Work instructions -
Below are some records. Say how many of their lines contain the string "asseoir", and give nothing but the number.
The input start
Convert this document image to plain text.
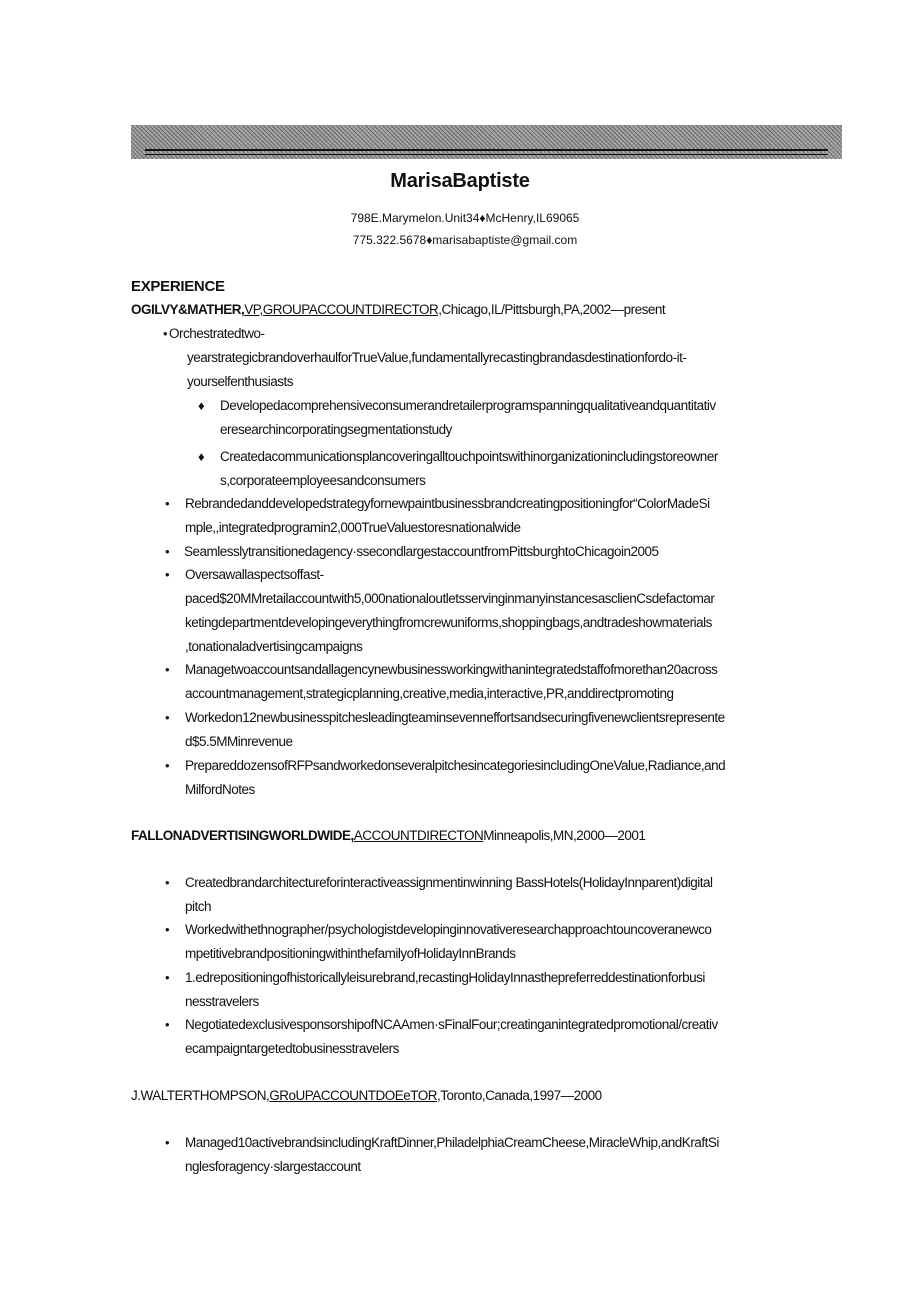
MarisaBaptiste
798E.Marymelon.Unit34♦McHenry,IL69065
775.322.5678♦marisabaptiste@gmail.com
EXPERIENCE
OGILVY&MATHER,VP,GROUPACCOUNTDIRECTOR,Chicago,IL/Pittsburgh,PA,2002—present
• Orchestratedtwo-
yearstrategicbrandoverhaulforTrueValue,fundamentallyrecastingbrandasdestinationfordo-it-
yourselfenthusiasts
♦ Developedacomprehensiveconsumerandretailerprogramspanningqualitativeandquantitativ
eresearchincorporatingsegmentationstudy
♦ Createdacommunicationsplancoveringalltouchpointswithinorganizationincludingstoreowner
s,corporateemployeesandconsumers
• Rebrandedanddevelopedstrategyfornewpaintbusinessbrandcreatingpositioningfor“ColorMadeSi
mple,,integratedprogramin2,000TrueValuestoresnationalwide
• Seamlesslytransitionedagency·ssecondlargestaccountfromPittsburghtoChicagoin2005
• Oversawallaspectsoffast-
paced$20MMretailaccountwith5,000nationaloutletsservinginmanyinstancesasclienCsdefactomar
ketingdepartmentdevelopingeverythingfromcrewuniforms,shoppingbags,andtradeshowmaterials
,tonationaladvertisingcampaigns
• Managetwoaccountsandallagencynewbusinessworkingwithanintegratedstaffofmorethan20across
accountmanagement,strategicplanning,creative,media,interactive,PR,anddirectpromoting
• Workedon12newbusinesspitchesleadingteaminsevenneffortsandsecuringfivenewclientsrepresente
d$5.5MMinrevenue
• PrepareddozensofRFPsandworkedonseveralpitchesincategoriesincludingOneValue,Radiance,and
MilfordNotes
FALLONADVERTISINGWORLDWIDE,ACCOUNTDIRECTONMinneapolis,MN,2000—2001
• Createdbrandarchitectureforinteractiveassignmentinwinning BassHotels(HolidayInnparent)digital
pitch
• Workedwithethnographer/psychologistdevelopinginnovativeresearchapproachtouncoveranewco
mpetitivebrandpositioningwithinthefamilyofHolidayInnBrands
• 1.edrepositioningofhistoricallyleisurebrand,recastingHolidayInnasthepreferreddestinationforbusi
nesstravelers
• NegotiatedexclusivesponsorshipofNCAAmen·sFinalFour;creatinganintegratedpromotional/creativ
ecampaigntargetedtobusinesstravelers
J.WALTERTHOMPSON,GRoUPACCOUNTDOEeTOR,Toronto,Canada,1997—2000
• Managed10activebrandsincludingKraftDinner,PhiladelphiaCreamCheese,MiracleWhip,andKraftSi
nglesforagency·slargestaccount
The input end
The input start
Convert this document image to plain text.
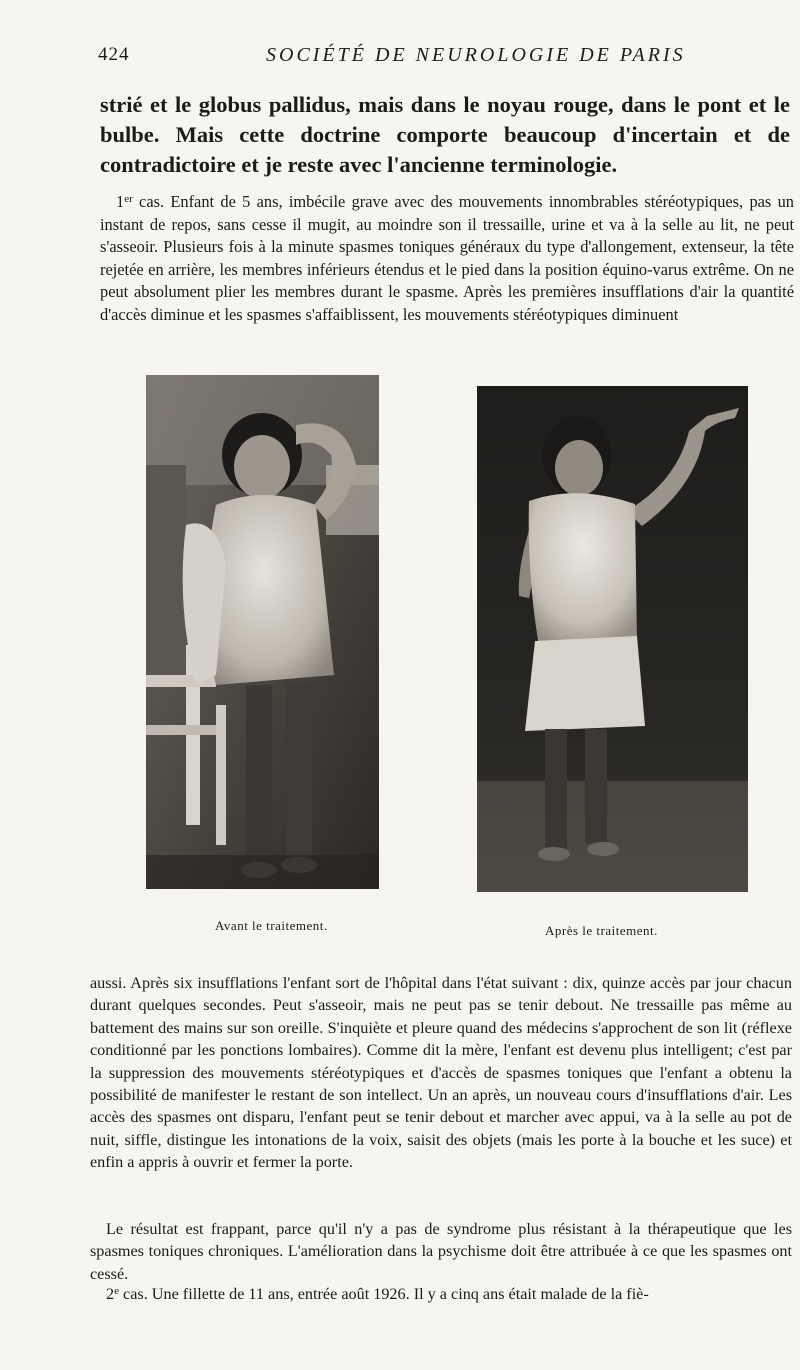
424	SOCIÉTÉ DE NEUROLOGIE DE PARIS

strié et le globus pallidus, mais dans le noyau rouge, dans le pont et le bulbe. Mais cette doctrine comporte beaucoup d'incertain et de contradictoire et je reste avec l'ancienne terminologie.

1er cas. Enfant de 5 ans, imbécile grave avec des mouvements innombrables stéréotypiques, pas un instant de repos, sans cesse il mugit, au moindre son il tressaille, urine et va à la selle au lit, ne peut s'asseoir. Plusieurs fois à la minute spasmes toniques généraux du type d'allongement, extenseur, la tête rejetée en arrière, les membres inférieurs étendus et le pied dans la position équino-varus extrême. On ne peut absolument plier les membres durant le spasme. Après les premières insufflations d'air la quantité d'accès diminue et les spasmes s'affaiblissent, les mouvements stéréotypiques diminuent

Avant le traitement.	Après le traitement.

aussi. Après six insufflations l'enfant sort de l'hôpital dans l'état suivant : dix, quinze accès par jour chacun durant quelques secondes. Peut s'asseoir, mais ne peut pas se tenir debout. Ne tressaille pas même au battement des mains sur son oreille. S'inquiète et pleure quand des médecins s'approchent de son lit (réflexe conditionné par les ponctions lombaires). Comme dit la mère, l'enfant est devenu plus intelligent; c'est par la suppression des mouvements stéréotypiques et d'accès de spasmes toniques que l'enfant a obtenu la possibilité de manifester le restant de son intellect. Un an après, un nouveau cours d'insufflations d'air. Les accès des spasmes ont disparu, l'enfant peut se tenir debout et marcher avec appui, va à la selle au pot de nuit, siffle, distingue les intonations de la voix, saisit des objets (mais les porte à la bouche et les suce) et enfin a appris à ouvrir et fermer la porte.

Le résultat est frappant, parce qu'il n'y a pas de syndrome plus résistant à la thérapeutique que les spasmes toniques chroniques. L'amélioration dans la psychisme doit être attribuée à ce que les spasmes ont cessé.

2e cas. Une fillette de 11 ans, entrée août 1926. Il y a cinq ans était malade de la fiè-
The input end
Task output -
2